# [What to produce]
Return every line from the records below that has the word "Institute".

### Listed entries

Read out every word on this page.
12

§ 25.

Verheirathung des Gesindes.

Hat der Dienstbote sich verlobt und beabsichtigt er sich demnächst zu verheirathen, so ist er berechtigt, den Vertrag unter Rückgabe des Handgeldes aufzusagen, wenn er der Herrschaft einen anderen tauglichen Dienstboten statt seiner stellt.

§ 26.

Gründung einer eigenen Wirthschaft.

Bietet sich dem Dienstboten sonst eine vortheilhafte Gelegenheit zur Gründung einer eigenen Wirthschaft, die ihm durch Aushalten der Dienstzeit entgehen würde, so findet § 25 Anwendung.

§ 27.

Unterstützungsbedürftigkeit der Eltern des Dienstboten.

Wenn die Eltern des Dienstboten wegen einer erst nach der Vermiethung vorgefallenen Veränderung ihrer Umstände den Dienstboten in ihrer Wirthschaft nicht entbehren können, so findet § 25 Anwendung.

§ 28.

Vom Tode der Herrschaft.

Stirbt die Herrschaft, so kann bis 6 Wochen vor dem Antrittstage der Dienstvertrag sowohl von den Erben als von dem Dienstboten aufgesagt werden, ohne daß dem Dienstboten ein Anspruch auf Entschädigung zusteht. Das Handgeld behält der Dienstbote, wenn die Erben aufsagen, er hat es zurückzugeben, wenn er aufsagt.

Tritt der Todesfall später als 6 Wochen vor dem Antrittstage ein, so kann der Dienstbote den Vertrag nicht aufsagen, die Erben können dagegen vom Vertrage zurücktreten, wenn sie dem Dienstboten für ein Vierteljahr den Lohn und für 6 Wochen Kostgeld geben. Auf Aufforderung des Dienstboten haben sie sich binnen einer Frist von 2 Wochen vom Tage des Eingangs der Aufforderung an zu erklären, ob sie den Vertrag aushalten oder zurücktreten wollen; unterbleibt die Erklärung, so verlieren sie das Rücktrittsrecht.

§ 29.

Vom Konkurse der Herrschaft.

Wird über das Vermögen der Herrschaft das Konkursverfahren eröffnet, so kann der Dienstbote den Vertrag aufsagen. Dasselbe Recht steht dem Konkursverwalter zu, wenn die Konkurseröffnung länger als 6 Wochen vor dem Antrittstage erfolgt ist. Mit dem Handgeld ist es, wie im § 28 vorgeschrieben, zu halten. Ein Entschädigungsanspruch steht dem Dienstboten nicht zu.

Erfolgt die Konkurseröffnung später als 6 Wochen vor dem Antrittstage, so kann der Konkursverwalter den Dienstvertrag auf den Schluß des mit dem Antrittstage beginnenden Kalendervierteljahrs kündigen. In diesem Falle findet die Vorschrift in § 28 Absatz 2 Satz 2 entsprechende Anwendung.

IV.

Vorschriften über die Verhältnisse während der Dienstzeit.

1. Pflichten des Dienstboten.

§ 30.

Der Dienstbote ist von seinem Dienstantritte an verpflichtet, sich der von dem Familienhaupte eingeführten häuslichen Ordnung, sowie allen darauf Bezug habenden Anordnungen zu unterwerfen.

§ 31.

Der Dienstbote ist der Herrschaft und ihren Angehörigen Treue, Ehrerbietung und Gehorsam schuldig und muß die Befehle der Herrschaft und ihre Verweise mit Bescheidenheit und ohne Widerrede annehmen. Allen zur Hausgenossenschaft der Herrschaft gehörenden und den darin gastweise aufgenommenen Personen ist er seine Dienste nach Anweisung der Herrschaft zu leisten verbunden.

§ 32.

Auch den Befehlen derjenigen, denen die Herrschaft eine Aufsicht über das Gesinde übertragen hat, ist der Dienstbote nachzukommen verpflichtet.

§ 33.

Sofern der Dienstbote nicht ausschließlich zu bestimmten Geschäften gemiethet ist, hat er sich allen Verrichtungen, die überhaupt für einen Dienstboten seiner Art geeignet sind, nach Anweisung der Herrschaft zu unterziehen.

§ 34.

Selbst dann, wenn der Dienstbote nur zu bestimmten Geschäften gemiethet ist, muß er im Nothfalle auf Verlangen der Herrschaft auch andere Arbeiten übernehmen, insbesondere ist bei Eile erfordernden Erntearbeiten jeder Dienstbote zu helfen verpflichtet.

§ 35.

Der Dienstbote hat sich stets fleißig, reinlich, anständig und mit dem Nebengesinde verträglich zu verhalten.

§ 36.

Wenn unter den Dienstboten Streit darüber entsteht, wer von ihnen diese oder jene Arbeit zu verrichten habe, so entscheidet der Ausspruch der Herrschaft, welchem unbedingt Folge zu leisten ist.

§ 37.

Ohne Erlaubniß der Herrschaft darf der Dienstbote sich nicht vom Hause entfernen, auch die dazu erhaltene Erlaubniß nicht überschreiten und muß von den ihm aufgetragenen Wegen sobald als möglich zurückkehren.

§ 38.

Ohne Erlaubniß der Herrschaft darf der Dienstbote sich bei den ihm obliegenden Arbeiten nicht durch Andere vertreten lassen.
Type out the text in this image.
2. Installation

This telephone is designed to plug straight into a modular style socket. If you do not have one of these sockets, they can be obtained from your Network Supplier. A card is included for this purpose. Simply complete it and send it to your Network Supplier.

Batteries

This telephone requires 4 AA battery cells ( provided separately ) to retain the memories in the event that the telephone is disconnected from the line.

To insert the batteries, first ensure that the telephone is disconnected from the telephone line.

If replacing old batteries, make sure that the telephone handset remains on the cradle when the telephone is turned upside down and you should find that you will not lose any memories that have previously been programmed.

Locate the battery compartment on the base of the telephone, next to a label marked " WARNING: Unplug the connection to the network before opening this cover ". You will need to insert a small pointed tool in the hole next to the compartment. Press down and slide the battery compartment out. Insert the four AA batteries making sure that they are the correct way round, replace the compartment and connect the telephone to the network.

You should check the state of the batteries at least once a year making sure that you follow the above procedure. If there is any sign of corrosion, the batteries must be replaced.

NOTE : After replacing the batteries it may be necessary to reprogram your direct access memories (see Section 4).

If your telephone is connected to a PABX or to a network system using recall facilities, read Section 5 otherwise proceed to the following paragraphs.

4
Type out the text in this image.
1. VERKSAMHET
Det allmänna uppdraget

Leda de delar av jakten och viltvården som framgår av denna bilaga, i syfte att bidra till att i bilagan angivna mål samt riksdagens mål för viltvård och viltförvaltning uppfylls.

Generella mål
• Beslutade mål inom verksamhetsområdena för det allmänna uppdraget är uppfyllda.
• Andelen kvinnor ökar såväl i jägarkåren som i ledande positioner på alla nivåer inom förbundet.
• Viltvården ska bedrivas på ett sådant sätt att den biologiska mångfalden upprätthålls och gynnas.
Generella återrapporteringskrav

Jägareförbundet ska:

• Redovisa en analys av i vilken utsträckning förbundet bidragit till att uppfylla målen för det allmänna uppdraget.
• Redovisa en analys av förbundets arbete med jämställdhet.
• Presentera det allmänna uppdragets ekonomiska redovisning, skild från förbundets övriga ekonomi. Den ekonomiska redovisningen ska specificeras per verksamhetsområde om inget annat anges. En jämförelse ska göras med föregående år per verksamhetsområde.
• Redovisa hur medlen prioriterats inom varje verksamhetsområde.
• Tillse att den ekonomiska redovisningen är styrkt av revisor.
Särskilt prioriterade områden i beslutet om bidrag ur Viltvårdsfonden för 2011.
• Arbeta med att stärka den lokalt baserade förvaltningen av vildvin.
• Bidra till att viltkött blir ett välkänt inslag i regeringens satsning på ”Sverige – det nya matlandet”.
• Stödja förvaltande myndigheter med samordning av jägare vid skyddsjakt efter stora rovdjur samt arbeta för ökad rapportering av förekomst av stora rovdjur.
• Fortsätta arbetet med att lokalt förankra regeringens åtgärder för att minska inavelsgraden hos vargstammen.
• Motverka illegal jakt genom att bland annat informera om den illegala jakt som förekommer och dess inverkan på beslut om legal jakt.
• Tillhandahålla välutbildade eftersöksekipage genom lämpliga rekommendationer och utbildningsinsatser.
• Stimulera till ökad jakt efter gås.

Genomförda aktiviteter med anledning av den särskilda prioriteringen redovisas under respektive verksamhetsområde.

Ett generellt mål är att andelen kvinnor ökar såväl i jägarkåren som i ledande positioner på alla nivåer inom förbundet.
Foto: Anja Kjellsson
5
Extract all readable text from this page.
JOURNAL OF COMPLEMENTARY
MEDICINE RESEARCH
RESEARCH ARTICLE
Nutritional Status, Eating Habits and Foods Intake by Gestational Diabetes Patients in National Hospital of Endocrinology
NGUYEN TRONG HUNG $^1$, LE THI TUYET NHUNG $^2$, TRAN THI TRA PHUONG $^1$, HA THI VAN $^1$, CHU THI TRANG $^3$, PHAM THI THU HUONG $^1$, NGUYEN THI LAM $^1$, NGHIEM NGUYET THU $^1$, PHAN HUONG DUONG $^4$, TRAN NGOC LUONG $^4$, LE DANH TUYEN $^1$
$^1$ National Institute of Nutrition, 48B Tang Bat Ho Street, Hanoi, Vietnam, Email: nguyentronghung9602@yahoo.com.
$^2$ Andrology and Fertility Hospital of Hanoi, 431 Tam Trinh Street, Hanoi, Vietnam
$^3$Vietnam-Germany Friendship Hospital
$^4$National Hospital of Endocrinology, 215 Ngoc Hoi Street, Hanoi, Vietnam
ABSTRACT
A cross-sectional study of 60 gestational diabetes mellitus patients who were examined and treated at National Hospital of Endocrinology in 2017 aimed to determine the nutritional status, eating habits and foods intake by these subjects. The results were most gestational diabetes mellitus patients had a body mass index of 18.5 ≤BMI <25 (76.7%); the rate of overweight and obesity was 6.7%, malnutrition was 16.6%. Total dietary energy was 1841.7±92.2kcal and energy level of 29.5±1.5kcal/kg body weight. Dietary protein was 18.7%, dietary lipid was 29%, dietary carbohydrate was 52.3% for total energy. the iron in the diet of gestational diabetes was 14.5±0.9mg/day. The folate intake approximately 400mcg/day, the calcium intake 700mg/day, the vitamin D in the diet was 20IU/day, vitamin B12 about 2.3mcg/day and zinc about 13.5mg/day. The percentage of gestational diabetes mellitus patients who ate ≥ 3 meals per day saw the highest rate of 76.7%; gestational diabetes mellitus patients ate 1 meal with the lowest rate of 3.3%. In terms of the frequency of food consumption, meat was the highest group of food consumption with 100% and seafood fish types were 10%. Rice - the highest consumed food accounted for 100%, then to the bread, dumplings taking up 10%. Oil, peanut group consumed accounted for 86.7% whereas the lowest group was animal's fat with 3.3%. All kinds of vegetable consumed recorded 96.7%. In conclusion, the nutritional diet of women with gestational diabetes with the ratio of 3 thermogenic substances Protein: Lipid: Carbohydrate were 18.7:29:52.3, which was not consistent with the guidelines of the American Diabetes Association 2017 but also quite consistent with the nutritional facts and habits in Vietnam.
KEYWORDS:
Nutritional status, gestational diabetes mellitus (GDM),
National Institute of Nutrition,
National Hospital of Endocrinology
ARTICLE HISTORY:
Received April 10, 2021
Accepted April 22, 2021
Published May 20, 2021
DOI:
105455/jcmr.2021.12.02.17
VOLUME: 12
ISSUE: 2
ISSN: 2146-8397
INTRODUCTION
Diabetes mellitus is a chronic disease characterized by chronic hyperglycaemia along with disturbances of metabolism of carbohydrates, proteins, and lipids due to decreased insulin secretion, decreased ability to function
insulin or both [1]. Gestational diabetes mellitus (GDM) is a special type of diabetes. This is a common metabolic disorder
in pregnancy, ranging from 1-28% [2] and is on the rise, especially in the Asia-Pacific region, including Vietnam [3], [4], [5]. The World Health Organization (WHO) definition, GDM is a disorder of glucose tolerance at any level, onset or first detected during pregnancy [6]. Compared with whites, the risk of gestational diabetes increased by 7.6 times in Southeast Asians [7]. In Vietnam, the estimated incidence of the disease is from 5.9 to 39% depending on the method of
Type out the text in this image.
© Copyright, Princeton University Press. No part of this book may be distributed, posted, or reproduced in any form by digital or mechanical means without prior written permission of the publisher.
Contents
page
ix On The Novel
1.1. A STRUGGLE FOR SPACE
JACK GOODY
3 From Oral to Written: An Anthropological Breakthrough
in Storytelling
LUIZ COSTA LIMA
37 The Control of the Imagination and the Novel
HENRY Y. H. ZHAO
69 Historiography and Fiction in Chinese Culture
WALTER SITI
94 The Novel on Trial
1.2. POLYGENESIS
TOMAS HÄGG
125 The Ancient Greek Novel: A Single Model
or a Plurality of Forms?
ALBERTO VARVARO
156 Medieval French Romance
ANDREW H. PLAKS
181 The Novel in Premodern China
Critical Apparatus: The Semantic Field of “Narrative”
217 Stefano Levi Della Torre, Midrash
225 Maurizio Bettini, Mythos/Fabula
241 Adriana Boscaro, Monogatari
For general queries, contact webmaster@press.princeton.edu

######

# [Response for this exercise]
$^1$ National Institute of Nutrition, 48B Tang Bat Ho Street, Hanoi, Vietnam, Email: nguyentronghung9602@yahoo.com.
National Institute of Nutrition,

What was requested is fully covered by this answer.